**Activity:** Give only the number of lines in these records that contain the word "allele".

-----

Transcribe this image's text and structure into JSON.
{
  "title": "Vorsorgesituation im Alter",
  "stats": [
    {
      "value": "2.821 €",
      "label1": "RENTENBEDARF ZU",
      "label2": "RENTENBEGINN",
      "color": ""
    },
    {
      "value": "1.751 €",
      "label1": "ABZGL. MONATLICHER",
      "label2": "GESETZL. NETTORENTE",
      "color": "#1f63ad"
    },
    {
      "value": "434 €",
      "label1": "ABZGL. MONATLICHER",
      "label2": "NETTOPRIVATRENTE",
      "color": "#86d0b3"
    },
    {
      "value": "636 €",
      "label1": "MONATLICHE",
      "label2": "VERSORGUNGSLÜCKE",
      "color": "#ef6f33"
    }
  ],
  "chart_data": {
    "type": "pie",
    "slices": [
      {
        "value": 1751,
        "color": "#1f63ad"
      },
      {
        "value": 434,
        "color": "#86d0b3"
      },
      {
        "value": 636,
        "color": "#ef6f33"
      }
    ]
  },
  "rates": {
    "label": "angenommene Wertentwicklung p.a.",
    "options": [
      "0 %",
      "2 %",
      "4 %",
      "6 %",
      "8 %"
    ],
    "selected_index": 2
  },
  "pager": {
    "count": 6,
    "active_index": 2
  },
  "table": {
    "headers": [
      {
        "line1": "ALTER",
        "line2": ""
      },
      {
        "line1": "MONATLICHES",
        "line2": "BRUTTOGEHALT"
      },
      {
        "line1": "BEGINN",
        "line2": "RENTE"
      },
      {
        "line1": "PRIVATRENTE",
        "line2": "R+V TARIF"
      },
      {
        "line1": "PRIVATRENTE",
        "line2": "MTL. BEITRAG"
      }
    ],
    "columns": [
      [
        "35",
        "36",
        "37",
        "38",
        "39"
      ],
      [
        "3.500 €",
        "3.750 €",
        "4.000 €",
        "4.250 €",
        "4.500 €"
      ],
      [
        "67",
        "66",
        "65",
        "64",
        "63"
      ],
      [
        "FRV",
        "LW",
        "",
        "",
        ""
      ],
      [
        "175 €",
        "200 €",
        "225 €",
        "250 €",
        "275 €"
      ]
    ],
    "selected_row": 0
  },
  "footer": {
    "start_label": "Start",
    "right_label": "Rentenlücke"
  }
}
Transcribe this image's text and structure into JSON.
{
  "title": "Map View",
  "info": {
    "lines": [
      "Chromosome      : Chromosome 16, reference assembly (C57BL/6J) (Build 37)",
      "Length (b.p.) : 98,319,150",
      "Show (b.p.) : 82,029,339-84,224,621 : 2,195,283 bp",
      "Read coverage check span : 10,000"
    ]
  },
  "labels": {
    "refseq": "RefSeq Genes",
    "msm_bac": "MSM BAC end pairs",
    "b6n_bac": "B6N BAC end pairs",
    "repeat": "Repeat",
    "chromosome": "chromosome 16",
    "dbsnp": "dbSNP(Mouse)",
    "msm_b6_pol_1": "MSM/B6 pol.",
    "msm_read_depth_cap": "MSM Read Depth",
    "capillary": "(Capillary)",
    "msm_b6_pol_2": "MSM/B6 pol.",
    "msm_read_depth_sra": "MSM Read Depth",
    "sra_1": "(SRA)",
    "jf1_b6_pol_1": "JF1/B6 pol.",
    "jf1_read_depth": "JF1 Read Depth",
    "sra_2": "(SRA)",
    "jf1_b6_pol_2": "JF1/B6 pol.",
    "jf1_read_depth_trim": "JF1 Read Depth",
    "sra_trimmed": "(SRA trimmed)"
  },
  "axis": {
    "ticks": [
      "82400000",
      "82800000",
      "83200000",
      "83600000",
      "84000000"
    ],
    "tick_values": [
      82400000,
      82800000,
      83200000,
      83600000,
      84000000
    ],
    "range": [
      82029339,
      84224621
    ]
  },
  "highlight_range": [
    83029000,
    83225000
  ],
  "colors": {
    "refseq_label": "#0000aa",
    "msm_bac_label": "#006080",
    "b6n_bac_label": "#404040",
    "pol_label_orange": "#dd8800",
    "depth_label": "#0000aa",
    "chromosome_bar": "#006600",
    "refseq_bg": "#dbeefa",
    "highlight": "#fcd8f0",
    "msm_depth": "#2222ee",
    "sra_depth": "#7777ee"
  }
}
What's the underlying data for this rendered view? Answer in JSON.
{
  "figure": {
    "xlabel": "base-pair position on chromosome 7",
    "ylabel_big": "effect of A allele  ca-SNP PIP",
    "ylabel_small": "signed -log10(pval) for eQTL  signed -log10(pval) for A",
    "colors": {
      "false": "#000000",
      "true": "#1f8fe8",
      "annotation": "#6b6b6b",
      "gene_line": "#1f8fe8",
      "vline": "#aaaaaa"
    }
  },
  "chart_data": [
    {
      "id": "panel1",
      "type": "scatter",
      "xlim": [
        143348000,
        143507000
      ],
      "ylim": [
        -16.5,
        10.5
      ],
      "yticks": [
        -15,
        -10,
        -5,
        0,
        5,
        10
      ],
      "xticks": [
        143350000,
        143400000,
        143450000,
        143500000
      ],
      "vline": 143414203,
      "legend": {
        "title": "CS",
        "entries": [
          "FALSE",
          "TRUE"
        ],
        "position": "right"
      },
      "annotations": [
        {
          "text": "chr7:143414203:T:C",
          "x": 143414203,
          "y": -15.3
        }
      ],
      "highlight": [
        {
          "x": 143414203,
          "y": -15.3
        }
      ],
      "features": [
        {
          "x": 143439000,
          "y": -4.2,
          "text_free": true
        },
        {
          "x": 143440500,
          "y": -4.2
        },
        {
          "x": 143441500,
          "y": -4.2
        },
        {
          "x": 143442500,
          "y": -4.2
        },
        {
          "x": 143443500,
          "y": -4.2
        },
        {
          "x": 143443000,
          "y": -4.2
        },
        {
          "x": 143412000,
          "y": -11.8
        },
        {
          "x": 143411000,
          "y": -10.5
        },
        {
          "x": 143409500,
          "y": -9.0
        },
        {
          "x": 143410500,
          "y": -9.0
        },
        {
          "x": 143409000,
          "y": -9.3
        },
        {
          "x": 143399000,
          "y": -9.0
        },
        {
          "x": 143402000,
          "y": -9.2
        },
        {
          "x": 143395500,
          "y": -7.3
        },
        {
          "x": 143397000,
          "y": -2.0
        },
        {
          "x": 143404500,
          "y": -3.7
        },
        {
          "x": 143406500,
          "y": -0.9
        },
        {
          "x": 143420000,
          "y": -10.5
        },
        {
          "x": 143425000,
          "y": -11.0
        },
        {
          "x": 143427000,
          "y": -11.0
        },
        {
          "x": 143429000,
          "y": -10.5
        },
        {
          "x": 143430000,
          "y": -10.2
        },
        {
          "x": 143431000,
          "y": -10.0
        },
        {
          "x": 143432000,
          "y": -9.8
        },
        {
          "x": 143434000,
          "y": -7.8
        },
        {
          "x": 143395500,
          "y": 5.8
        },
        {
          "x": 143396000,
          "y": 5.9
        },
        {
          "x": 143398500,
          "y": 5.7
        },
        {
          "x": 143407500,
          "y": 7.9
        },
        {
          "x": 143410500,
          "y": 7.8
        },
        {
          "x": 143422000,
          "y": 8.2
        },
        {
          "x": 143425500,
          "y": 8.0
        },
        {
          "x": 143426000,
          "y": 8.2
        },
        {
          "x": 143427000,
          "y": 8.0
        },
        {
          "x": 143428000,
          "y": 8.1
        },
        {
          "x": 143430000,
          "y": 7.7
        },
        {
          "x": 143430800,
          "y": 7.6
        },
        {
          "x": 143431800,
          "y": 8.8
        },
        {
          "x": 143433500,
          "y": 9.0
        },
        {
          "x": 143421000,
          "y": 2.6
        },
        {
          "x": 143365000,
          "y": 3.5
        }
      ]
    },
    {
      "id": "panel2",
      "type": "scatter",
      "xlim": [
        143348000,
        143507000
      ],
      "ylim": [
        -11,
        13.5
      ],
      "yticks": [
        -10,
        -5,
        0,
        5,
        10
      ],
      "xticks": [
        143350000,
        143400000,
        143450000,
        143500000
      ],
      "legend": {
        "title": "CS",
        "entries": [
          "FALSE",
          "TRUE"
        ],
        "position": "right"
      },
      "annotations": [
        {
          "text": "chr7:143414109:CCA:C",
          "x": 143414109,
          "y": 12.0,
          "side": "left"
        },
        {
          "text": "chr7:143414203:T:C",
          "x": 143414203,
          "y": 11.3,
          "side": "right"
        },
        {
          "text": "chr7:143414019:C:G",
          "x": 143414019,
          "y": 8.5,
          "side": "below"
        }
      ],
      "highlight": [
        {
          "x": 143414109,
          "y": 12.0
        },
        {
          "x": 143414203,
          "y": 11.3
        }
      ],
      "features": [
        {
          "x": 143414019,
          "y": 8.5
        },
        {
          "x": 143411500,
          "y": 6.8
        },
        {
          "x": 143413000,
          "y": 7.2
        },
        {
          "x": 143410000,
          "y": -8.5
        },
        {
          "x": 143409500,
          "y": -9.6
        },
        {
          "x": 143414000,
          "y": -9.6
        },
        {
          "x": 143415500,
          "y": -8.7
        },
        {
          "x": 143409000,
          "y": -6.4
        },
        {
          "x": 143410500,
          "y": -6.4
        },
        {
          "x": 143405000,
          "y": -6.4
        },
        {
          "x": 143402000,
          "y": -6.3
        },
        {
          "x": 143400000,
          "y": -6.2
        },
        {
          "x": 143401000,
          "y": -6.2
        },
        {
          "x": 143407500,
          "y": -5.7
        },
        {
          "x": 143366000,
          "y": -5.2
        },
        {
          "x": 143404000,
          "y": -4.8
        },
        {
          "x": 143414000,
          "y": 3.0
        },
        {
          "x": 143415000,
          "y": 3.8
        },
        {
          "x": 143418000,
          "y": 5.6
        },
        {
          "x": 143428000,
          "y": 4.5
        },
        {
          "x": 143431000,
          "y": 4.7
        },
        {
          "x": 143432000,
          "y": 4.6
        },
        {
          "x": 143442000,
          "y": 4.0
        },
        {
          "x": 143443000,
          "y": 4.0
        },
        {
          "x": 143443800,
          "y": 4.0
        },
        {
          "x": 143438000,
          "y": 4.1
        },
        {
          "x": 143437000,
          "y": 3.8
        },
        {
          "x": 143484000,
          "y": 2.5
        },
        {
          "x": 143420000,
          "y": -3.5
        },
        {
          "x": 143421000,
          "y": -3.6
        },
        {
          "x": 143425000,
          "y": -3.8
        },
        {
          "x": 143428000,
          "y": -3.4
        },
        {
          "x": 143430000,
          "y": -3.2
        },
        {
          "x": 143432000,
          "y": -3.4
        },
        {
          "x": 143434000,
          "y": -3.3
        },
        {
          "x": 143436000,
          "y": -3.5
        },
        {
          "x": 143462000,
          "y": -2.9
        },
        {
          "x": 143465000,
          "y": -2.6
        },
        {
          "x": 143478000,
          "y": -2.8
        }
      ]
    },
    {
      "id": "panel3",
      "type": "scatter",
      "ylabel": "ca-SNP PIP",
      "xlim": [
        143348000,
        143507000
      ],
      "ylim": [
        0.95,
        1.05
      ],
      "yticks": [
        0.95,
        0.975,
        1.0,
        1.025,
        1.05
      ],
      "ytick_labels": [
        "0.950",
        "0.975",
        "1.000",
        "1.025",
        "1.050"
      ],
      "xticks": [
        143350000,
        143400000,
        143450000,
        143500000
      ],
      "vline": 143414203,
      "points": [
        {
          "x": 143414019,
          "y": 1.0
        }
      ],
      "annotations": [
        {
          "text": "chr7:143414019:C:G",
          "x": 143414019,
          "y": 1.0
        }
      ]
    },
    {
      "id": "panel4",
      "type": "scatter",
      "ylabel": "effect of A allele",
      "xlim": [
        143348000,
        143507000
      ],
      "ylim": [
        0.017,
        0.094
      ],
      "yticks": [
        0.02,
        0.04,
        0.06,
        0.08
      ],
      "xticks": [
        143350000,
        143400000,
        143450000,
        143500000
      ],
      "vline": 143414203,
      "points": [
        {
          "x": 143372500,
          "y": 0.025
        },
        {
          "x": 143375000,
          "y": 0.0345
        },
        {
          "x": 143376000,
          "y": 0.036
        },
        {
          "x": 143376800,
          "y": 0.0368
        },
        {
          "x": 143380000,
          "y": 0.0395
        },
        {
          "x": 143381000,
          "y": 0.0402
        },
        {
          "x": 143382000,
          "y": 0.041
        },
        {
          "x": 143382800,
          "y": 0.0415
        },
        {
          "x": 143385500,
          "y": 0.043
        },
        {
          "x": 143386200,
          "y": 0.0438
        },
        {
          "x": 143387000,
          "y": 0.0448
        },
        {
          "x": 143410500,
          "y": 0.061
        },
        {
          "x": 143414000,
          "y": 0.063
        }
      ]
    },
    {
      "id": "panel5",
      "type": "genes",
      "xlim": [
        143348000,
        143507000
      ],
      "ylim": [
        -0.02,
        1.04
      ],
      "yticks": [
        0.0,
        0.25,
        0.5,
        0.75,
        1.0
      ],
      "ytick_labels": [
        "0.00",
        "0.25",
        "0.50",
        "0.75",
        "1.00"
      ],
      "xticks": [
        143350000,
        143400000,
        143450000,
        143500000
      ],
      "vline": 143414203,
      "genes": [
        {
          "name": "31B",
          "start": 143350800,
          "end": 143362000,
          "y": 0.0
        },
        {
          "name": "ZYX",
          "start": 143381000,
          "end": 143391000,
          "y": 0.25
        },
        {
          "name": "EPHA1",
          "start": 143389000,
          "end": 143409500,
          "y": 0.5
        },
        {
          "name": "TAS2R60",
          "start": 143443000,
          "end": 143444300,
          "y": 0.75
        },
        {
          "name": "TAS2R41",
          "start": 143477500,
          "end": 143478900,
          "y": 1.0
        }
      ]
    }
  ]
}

-----

**Exercise response:** 2